■ **Stated task**: Pick out each line containing the string "модель".

■ **Data for this exercise**:
--- Start ---
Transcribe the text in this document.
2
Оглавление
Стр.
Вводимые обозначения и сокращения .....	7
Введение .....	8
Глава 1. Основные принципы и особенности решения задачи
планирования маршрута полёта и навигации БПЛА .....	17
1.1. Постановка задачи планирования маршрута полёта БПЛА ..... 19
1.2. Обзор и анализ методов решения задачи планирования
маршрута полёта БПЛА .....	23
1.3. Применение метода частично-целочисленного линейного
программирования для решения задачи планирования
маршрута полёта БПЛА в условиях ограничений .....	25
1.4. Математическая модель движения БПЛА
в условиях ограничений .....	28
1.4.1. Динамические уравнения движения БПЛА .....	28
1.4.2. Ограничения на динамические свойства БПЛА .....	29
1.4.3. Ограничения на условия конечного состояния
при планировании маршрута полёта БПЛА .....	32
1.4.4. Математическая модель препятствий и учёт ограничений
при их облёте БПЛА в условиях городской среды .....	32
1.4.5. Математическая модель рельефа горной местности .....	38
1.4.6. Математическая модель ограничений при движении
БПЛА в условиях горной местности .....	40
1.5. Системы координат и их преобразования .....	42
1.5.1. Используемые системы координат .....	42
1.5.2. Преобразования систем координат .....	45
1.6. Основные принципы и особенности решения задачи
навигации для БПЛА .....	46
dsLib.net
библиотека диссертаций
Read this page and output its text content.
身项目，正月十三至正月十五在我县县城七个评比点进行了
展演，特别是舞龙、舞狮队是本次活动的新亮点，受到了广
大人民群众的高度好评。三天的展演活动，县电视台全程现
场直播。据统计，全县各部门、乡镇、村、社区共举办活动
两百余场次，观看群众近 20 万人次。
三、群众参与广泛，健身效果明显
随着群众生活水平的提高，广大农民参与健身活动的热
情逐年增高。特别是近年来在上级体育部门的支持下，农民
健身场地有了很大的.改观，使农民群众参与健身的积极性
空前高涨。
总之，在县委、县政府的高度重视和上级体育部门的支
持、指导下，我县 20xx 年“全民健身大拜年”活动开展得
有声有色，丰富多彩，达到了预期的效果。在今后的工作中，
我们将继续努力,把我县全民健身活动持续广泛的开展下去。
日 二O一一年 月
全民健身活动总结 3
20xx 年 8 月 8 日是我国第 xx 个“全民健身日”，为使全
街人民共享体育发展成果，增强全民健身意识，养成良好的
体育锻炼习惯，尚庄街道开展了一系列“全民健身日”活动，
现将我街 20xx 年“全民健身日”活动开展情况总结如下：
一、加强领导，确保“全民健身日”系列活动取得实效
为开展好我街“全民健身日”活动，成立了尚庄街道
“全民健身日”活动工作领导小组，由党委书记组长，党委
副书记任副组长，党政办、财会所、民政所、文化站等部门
--- End ---
■ **Final result**:
1.4. Математическая модель движения БПЛА
1.4.4. Математическая модель препятствий и учёт ограничений
1.4.5. Математическая модель рельефа горной местности .....	38
1.4.6. Математическая модель ограничений при движении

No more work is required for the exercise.